| Exercise directions |
Skip every image and restate the data word for word.

| Supplied material |

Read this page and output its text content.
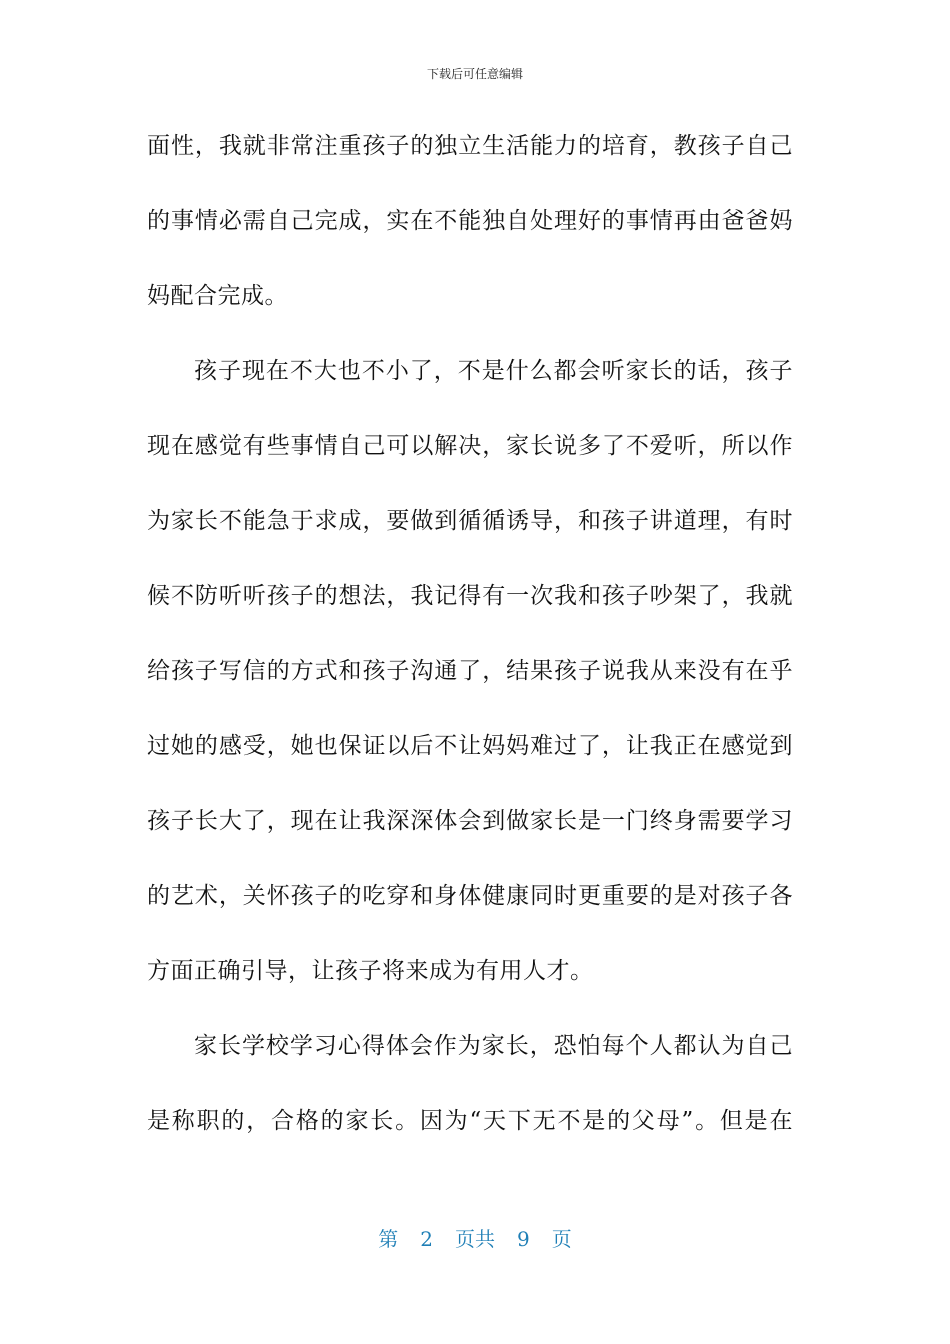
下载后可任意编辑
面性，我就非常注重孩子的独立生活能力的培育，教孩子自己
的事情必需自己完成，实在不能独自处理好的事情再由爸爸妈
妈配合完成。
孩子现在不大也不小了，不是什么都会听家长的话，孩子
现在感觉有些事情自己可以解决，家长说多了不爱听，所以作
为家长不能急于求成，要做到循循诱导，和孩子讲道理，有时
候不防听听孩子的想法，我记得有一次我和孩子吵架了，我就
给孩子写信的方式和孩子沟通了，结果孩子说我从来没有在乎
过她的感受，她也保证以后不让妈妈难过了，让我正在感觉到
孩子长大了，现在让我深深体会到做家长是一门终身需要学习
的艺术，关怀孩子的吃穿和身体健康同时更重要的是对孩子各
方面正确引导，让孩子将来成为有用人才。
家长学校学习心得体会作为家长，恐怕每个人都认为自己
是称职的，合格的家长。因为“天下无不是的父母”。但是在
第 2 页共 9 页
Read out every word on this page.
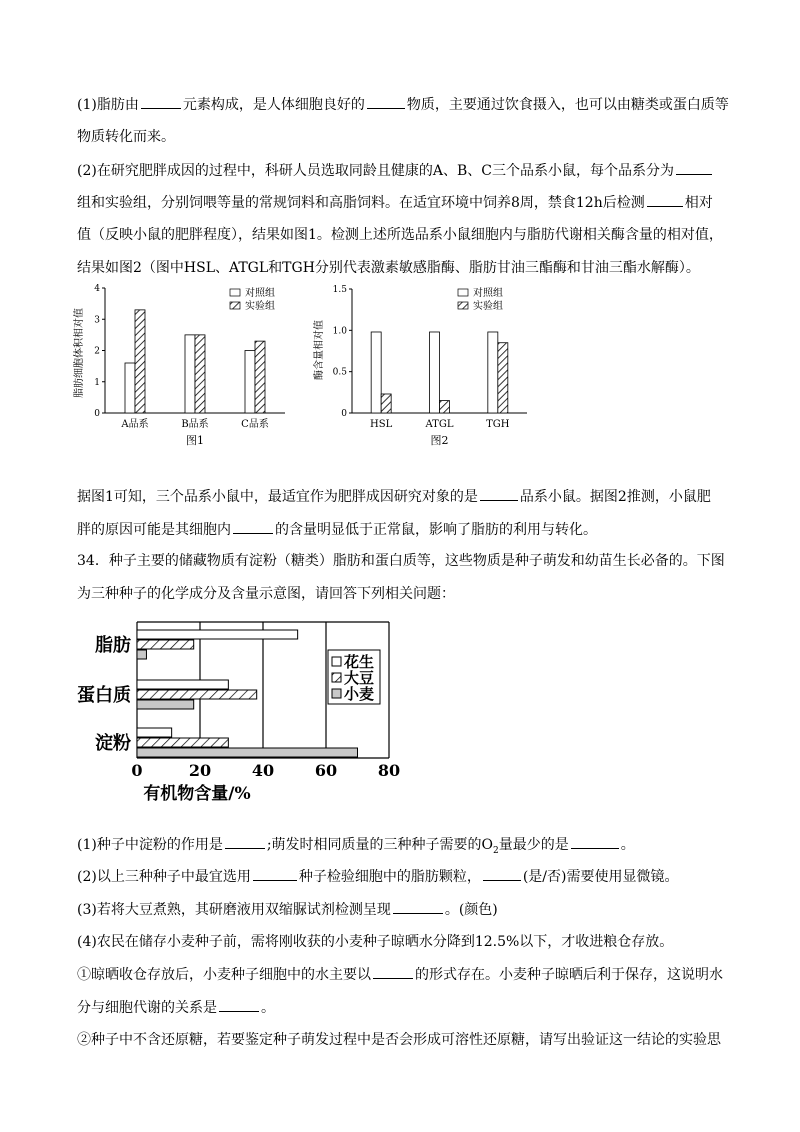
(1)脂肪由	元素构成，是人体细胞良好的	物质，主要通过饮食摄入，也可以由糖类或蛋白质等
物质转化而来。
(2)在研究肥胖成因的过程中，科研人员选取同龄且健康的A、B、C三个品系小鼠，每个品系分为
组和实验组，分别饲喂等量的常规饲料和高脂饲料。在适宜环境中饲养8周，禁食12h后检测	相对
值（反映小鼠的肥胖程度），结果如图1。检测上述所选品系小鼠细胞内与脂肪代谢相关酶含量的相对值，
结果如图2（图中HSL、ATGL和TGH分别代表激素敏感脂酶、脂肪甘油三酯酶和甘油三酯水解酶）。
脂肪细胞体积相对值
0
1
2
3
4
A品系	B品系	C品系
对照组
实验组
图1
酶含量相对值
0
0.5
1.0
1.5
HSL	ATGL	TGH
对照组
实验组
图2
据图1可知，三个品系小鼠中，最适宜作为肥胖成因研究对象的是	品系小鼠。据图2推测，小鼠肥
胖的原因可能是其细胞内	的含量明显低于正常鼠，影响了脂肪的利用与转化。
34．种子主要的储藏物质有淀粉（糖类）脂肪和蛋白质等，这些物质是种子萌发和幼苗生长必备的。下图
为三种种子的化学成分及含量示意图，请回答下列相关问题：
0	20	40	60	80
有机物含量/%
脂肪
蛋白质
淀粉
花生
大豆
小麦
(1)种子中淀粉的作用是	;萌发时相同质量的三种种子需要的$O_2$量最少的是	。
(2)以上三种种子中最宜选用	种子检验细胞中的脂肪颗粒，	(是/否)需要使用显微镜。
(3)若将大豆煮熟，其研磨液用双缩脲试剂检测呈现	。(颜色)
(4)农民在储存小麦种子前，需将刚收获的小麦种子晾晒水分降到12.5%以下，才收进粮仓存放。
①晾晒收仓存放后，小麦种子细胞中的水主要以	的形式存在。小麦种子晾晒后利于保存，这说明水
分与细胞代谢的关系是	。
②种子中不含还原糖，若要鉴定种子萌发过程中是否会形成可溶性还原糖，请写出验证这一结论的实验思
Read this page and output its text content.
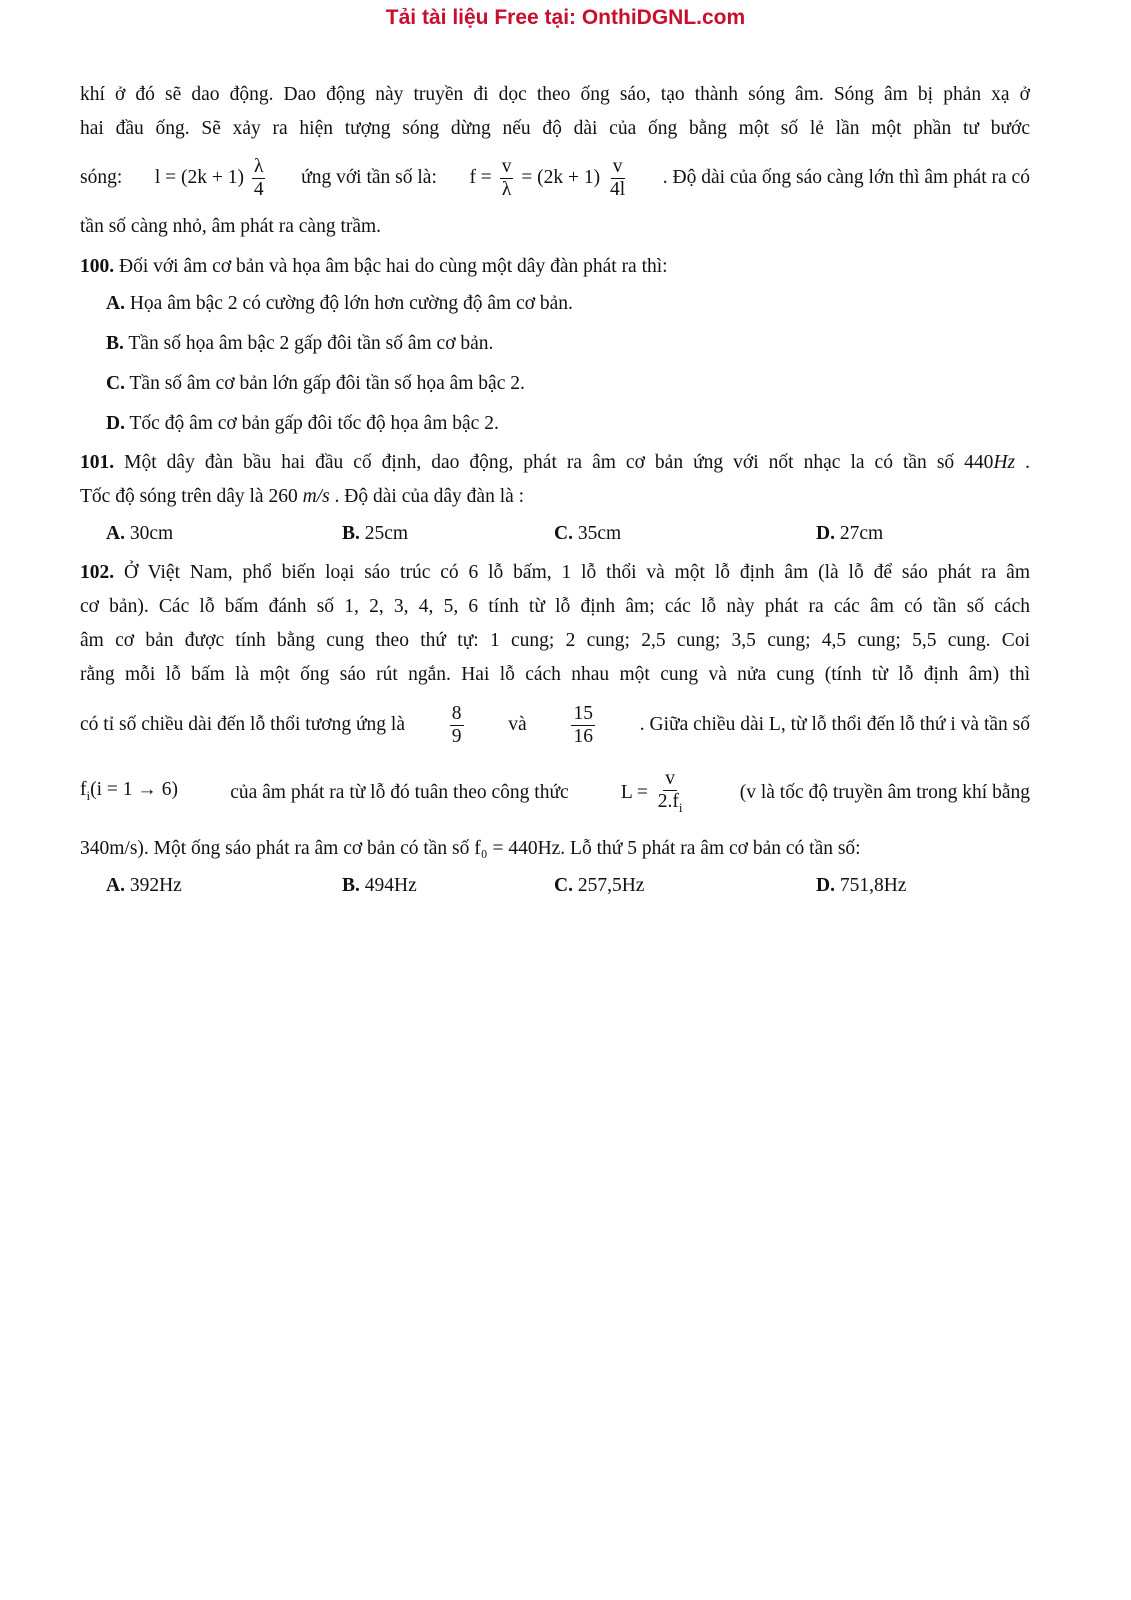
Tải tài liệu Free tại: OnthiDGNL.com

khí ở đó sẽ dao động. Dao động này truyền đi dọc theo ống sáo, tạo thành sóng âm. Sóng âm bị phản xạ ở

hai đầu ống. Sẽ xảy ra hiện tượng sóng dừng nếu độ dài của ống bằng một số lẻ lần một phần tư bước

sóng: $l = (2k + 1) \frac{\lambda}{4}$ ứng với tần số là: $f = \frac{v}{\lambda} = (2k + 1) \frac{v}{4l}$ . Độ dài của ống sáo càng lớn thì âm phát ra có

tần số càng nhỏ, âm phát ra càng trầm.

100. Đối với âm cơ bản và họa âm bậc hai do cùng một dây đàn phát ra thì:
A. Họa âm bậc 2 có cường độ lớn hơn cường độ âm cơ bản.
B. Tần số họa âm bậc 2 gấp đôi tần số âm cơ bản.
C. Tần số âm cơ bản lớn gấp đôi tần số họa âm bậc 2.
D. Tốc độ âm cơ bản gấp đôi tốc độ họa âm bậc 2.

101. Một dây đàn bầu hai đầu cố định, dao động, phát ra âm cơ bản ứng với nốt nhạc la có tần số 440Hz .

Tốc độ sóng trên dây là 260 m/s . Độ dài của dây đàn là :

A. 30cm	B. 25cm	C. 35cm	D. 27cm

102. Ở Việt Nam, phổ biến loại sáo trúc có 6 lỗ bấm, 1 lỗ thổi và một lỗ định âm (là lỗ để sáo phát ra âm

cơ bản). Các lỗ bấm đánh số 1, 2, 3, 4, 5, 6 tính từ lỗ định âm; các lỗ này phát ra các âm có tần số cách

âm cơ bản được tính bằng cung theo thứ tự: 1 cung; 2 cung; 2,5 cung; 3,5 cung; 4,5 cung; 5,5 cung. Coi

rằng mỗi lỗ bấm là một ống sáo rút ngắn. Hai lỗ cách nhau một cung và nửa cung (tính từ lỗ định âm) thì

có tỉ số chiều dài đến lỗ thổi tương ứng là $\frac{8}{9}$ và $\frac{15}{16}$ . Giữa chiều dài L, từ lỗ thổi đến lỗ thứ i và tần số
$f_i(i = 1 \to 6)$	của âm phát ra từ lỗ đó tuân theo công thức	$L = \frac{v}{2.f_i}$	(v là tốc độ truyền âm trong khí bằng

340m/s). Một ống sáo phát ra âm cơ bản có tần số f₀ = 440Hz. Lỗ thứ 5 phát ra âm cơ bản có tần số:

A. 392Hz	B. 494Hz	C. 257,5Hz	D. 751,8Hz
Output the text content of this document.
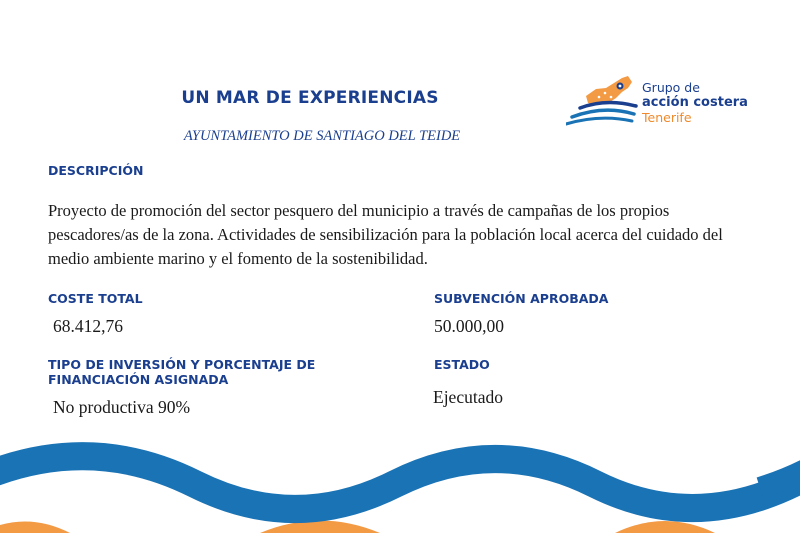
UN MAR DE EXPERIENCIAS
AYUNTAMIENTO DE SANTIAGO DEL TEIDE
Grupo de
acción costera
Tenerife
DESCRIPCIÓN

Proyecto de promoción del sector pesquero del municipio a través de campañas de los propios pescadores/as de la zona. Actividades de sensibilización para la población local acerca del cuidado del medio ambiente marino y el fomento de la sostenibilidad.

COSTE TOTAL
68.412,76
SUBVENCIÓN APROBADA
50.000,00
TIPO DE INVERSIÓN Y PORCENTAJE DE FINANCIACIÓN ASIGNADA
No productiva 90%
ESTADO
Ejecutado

| Exercise response |
Read this page and output its text content.
下载后可任意编辑
面性，我就非常注重孩子的独立生活能力的培育，教孩子自己
的事情必需自己完成，实在不能独自处理好的事情再由爸爸妈
妈配合完成。
孩子现在不大也不小了，不是什么都会听家长的话，孩子
现在感觉有些事情自己可以解决，家长说多了不爱听，所以作
为家长不能急于求成，要做到循循诱导，和孩子讲道理，有时
候不防听听孩子的想法，我记得有一次我和孩子吵架了，我就
给孩子写信的方式和孩子沟通了，结果孩子说我从来没有在乎
过她的感受，她也保证以后不让妈妈难过了，让我正在感觉到
孩子长大了，现在让我深深体会到做家长是一门终身需要学习
的艺术，关怀孩子的吃穿和身体健康同时更重要的是对孩子各
方面正确引导，让孩子将来成为有用人才。
家长学校学习心得体会作为家长，恐怕每个人都认为自己
是称职的，合格的家长。因为“天下无不是的父母”。但是在
第 2 页共 9 页
Read out every word on this page.
(1)脂肪由	元素构成，是人体细胞良好的	物质，主要通过饮食摄入，也可以由糖类或蛋白质等
物质转化而来。
(2)在研究肥胖成因的过程中，科研人员选取同龄且健康的A、B、C三个品系小鼠，每个品系分为
组和实验组，分别饲喂等量的常规饲料和高脂饲料。在适宜环境中饲养8周，禁食12h后检测	相对
值（反映小鼠的肥胖程度），结果如图1。检测上述所选品系小鼠细胞内与脂肪代谢相关酶含量的相对值，
结果如图2（图中HSL、ATGL和TGH分别代表激素敏感脂酶、脂肪甘油三酯酶和甘油三酯水解酶）。
脂肪细胞体积相对值
0
1
2
3
4
A品系	B品系	C品系
对照组
实验组
图1
酶含量相对值
0
0.5
1.0
1.5
HSL	ATGL	TGH
对照组
实验组
图2
据图1可知，三个品系小鼠中，最适宜作为肥胖成因研究对象的是	品系小鼠。据图2推测，小鼠肥
胖的原因可能是其细胞内	的含量明显低于正常鼠，影响了脂肪的利用与转化。
34．种子主要的储藏物质有淀粉（糖类）脂肪和蛋白质等，这些物质是种子萌发和幼苗生长必备的。下图
为三种种子的化学成分及含量示意图，请回答下列相关问题：
0	20	40	60	80
有机物含量/%
脂肪
蛋白质
淀粉
花生
大豆
小麦
(1)种子中淀粉的作用是	;萌发时相同质量的三种种子需要的$O_2$量最少的是	。
(2)以上三种种子中最宜选用	种子检验细胞中的脂肪颗粒，	(是/否)需要使用显微镜。
(3)若将大豆煮熟，其研磨液用双缩脲试剂检测呈现	。(颜色)
(4)农民在储存小麦种子前，需将刚收获的小麦种子晾晒水分降到12.5%以下，才收进粮仓存放。
①晾晒收仓存放后，小麦种子细胞中的水主要以	的形式存在。小麦种子晾晒后利于保存，这说明水
分与细胞代谢的关系是	。
②种子中不含还原糖，若要鉴定种子萌发过程中是否会形成可溶性还原糖，请写出验证这一结论的实验思
Read this page and output its text content.
Tải tài liệu Free tại: OnthiDGNL.com

khí ở đó sẽ dao động. Dao động này truyền đi dọc theo ống sáo, tạo thành sóng âm. Sóng âm bị phản xạ ở

hai đầu ống. Sẽ xảy ra hiện tượng sóng dừng nếu độ dài của ống bằng một số lẻ lần một phần tư bước

sóng: $l = (2k + 1) \frac{\lambda}{4}$ ứng với tần số là: $f = \frac{v}{\lambda} = (2k + 1) \frac{v}{4l}$ . Độ dài của ống sáo càng lớn thì âm phát ra có

tần số càng nhỏ, âm phát ra càng trầm.

100. Đối với âm cơ bản và họa âm bậc hai do cùng một dây đàn phát ra thì:
A. Họa âm bậc 2 có cường độ lớn hơn cường độ âm cơ bản.
B. Tần số họa âm bậc 2 gấp đôi tần số âm cơ bản.
C. Tần số âm cơ bản lớn gấp đôi tần số họa âm bậc 2.
D. Tốc độ âm cơ bản gấp đôi tốc độ họa âm bậc 2.

101. Một dây đàn bầu hai đầu cố định, dao động, phát ra âm cơ bản ứng với nốt nhạc la có tần số 440Hz .

Tốc độ sóng trên dây là 260 m/s . Độ dài của dây đàn là :

A. 30cm	B. 25cm	C. 35cm	D. 27cm

102. Ở Việt Nam, phổ biến loại sáo trúc có 6 lỗ bấm, 1 lỗ thổi và một lỗ định âm (là lỗ để sáo phát ra âm

cơ bản). Các lỗ bấm đánh số 1, 2, 3, 4, 5, 6 tính từ lỗ định âm; các lỗ này phát ra các âm có tần số cách

âm cơ bản được tính bằng cung theo thứ tự: 1 cung; 2 cung; 2,5 cung; 3,5 cung; 4,5 cung; 5,5 cung. Coi

rằng mỗi lỗ bấm là một ống sáo rút ngắn. Hai lỗ cách nhau một cung và nửa cung (tính từ lỗ định âm) thì

có tỉ số chiều dài đến lỗ thổi tương ứng là $\frac{8}{9}$ và $\frac{15}{16}$ . Giữa chiều dài L, từ lỗ thổi đến lỗ thứ i và tần số
$f_i(i = 1 \to 6)$	của âm phát ra từ lỗ đó tuân theo công thức	$L = \frac{v}{2.f_i}$	(v là tốc độ truyền âm trong khí bằng

340m/s). Một ống sáo phát ra âm cơ bản có tần số f₀ = 440Hz. Lỗ thứ 5 phát ra âm cơ bản có tần số:

A. 392Hz	B. 494Hz	C. 257,5Hz	D. 751,8Hz
Output the text content of this document.
UN MAR DE EXPERIENCIAS
AYUNTAMIENTO DE SANTIAGO DEL TEIDE
Grupo de
acción costera
Tenerife
DESCRIPCIÓN

Proyecto de promoción del sector pesquero del municipio a través de campañas de los propios pescadores/as de la zona. Actividades de sensibilización para la población local acerca del cuidado del medio ambiente marino y el fomento de la sostenibilidad.

COSTE TOTAL
68.412,76
SUBVENCIÓN APROBADA
50.000,00
TIPO DE INVERSIÓN Y PORCENTAJE DE FINANCIACIÓN ASIGNADA
No productiva 90%
ESTADO
Ejecutado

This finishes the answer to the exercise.